Update the rows that open with the line containing "table-row bbox=[30, 1042, 597, 1071]" and close with the line containing "model-group bbox=[30, 1042, 597, 1100]" by replacing "tube-od" with "tube-diameter" and changing nothing else. Return only those lines.

[Element position data]
▼

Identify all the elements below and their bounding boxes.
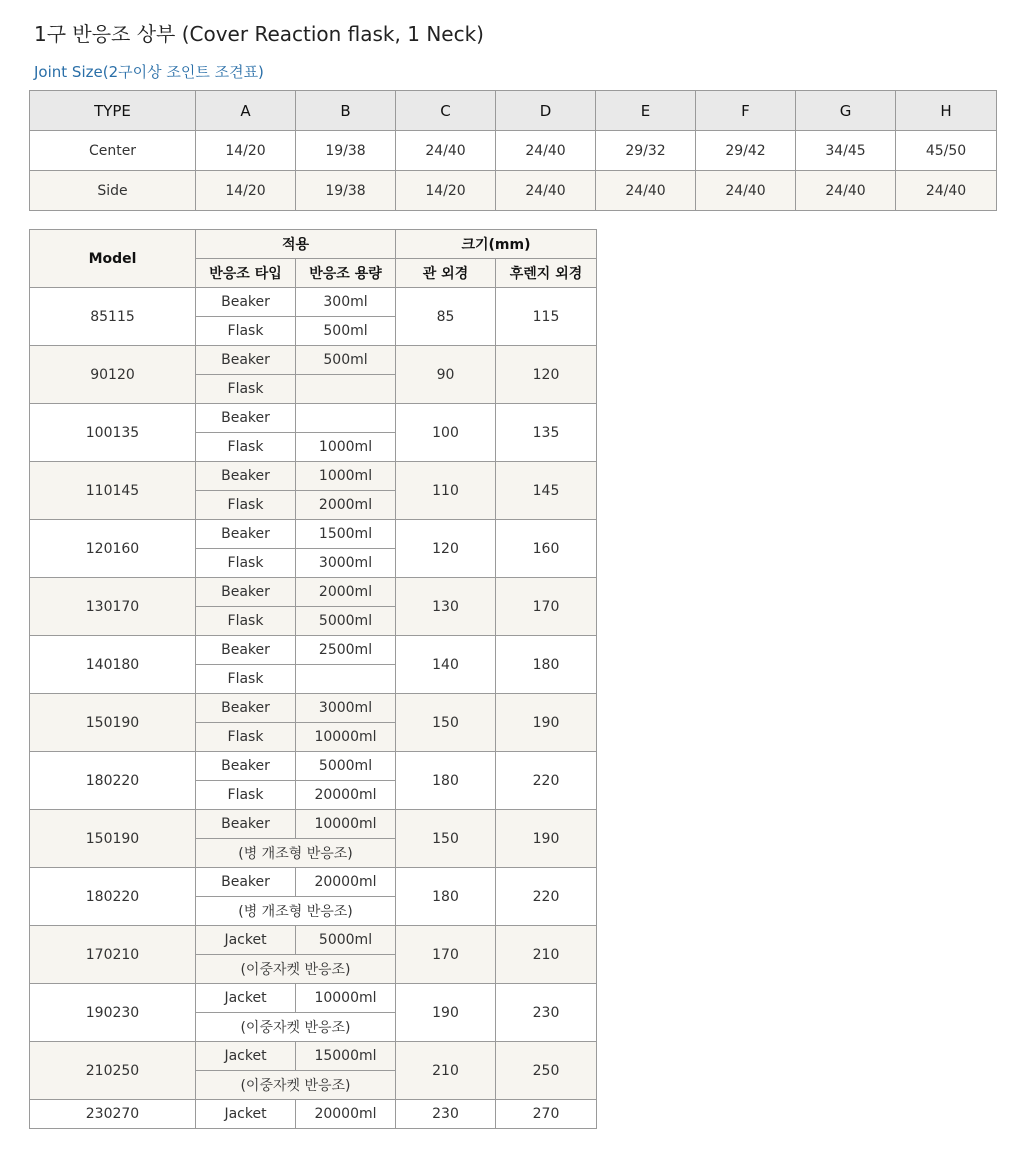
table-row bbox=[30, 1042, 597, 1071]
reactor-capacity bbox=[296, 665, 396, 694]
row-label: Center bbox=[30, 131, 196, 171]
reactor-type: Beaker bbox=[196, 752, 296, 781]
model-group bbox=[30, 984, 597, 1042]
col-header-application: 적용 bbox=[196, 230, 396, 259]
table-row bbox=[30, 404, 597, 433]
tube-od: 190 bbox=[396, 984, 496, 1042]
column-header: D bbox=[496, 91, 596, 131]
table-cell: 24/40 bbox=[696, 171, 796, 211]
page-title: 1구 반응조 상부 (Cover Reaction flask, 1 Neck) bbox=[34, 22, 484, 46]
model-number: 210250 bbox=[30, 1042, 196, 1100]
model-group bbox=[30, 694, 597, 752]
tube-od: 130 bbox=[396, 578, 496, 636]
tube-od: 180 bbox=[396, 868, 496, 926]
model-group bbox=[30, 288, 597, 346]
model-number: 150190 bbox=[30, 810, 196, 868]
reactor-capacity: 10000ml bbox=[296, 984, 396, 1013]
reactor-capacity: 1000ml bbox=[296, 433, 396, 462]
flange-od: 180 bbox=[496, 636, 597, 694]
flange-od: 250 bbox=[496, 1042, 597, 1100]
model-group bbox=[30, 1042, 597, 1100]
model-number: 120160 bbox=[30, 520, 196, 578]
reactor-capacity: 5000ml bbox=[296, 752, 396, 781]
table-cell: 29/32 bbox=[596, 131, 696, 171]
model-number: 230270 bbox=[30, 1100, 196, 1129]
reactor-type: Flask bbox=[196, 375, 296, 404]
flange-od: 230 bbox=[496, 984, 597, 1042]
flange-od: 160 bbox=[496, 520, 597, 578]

▲

RESULT OF THE TASK:
table-row bbox=[30, 1042, 597, 1071]
reactor-capacity bbox=[296, 665, 396, 694]
row-label: Center bbox=[30, 131, 196, 171]
reactor-type: Beaker bbox=[196, 752, 296, 781]
model-group bbox=[30, 984, 597, 1042]
col-header-application: 적용 bbox=[196, 230, 396, 259]
table-row bbox=[30, 404, 597, 433]
tube-diameter: 190 bbox=[396, 984, 496, 1042]
column-header: D bbox=[496, 91, 596, 131]
table-cell: 24/40 bbox=[696, 171, 796, 211]
page-title: 1구 반응조 상부 (Cover Reaction flask, 1 Neck) bbox=[34, 22, 484, 46]
model-number: 210250 bbox=[30, 1042, 196, 1100]
model-group bbox=[30, 694, 597, 752]
tube-diameter: 130 bbox=[396, 578, 496, 636]
tube-diameter: 180 bbox=[396, 868, 496, 926]
model-group bbox=[30, 288, 597, 346]
model-number: 150190 bbox=[30, 810, 196, 868]
reactor-capacity: 10000ml bbox=[296, 984, 396, 1013]
reactor-capacity: 1000ml bbox=[296, 433, 396, 462]
flange-od: 180 bbox=[496, 636, 597, 694]
flange-od: 250 bbox=[496, 1042, 597, 1100]
model-group bbox=[30, 1042, 597, 1100]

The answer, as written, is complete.